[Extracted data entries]
>>>
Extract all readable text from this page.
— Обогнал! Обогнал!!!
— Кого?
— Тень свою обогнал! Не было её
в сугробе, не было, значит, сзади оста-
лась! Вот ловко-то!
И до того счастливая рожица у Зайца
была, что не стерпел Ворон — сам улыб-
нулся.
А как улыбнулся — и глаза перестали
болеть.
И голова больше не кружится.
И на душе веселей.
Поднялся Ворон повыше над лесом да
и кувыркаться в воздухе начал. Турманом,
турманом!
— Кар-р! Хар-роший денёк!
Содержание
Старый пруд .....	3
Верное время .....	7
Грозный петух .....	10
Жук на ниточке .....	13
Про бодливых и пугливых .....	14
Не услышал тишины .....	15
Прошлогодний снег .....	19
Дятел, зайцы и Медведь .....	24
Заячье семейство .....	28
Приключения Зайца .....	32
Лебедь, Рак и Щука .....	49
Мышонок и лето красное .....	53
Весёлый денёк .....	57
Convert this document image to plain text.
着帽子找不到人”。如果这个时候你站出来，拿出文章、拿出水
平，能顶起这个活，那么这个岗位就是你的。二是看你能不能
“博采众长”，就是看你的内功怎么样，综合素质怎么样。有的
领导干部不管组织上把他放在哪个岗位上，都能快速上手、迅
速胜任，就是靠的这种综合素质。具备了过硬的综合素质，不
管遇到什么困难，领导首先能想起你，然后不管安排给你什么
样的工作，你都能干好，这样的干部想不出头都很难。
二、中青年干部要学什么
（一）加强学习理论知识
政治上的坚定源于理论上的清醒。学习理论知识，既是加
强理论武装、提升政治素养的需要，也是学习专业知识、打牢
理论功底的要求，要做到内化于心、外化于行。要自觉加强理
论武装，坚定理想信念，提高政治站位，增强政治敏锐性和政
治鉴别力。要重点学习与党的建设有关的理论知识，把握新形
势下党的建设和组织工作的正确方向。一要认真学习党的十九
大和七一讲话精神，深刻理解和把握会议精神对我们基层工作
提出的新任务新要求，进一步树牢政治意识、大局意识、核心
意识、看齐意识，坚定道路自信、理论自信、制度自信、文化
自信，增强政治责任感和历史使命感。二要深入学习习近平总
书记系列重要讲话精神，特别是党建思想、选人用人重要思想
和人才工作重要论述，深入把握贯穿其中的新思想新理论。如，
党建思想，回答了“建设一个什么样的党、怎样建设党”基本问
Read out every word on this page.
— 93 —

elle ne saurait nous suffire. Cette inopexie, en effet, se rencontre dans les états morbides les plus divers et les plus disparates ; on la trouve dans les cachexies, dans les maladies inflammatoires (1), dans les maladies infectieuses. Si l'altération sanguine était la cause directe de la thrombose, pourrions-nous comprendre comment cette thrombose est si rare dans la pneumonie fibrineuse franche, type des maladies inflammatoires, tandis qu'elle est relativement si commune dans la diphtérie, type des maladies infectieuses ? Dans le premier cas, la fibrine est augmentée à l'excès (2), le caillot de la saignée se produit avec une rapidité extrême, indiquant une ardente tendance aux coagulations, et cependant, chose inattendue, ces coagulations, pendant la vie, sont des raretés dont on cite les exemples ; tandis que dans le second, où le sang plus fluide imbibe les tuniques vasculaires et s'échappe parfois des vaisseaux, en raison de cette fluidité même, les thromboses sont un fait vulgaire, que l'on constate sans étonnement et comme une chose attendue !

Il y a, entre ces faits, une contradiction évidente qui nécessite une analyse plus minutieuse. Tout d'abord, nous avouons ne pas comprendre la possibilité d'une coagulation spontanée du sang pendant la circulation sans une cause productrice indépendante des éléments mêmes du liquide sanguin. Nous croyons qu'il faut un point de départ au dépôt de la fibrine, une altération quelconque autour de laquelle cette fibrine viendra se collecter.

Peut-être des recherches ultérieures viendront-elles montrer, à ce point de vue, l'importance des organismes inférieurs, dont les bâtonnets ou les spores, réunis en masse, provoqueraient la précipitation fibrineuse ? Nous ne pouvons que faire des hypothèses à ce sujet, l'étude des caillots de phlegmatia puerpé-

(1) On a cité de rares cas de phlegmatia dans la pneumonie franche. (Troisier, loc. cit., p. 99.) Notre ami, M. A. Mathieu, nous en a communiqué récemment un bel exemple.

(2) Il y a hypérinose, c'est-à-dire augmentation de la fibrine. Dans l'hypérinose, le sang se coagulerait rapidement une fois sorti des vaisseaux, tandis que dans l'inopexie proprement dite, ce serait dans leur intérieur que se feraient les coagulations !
<<<
[What you will do] Output the listing above without altering a single character.

[Written response]
Extract all readable text from this page.
— Обогнал! Обогнал!!!
— Кого?
— Тень свою обогнал! Не было её
в сугробе, не было, значит, сзади оста-
лась! Вот ловко-то!
И до того счастливая рожица у Зайца
была, что не стерпел Ворон — сам улыб-
нулся.
А как улыбнулся — и глаза перестали
болеть.
И голова больше не кружится.
И на душе веселей.
Поднялся Ворон повыше над лесом да
и кувыркаться в воздухе начал. Турманом,
турманом!
— Кар-р! Хар-роший денёк!
Содержание
Старый пруд .....	3
Верное время .....	7
Грозный петух .....	10
Жук на ниточке .....	13
Про бодливых и пугливых .....	14
Не услышал тишины .....	15
Прошлогодний снег .....	19
Дятел, зайцы и Медведь .....	24
Заячье семейство .....	28
Приключения Зайца .....	32
Лебедь, Рак и Щука .....	49
Мышонок и лето красное .....	53
Весёлый денёк .....	57
Convert this document image to plain text.
着帽子找不到人”。如果这个时候你站出来，拿出文章、拿出水
平，能顶起这个活，那么这个岗位就是你的。二是看你能不能
“博采众长”，就是看你的内功怎么样，综合素质怎么样。有的
领导干部不管组织上把他放在哪个岗位上，都能快速上手、迅
速胜任，就是靠的这种综合素质。具备了过硬的综合素质，不
管遇到什么困难，领导首先能想起你，然后不管安排给你什么
样的工作，你都能干好，这样的干部想不出头都很难。
二、中青年干部要学什么
（一）加强学习理论知识
政治上的坚定源于理论上的清醒。学习理论知识，既是加
强理论武装、提升政治素养的需要，也是学习专业知识、打牢
理论功底的要求，要做到内化于心、外化于行。要自觉加强理
论武装，坚定理想信念，提高政治站位，增强政治敏锐性和政
治鉴别力。要重点学习与党的建设有关的理论知识，把握新形
势下党的建设和组织工作的正确方向。一要认真学习党的十九
大和七一讲话精神，深刻理解和把握会议精神对我们基层工作
提出的新任务新要求，进一步树牢政治意识、大局意识、核心
意识、看齐意识，坚定道路自信、理论自信、制度自信、文化
自信，增强政治责任感和历史使命感。二要深入学习习近平总
书记系列重要讲话精神，特别是党建思想、选人用人重要思想
和人才工作重要论述，深入把握贯穿其中的新思想新理论。如，
党建思想，回答了“建设一个什么样的党、怎样建设党”基本问
Read out every word on this page.
— 93 —

elle ne saurait nous suffire. Cette inopexie, en effet, se rencontre dans les états morbides les plus divers et les plus disparates ; on la trouve dans les cachexies, dans les maladies inflammatoires (1), dans les maladies infectieuses. Si l'altération sanguine était la cause directe de la thrombose, pourrions-nous comprendre comment cette thrombose est si rare dans la pneumonie fibrineuse franche, type des maladies inflammatoires, tandis qu'elle est relativement si commune dans la diphtérie, type des maladies infectieuses ? Dans le premier cas, la fibrine est augmentée à l'excès (2), le caillot de la saignée se produit avec une rapidité extrême, indiquant une ardente tendance aux coagulations, et cependant, chose inattendue, ces coagulations, pendant la vie, sont des raretés dont on cite les exemples ; tandis que dans le second, où le sang plus fluide imbibe les tuniques vasculaires et s'échappe parfois des vaisseaux, en raison de cette fluidité même, les thromboses sont un fait vulgaire, que l'on constate sans étonnement et comme une chose attendue !

Il y a, entre ces faits, une contradiction évidente qui nécessite une analyse plus minutieuse. Tout d'abord, nous avouons ne pas comprendre la possibilité d'une coagulation spontanée du sang pendant la circulation sans une cause productrice indépendante des éléments mêmes du liquide sanguin. Nous croyons qu'il faut un point de départ au dépôt de la fibrine, une altération quelconque autour de laquelle cette fibrine viendra se collecter.

Peut-être des recherches ultérieures viendront-elles montrer, à ce point de vue, l'importance des organismes inférieurs, dont les bâtonnets ou les spores, réunis en masse, provoqueraient la précipitation fibrineuse ? Nous ne pouvons que faire des hypothèses à ce sujet, l'étude des caillots de phlegmatia puerpé-

(1) On a cité de rares cas de phlegmatia dans la pneumonie franche. (Troisier, loc. cit., p. 99.) Notre ami, M. A. Mathieu, nous en a communiqué récemment un bel exemple.

(2) Il y a hypérinose, c'est-à-dire augmentation de la fibrine. Dans l'hypérinose, le sang se coagulerait rapidement une fois sorti des vaisseaux, tandis que dans l'inopexie proprement dite, ce serait dans leur intérieur que se feraient les coagulations !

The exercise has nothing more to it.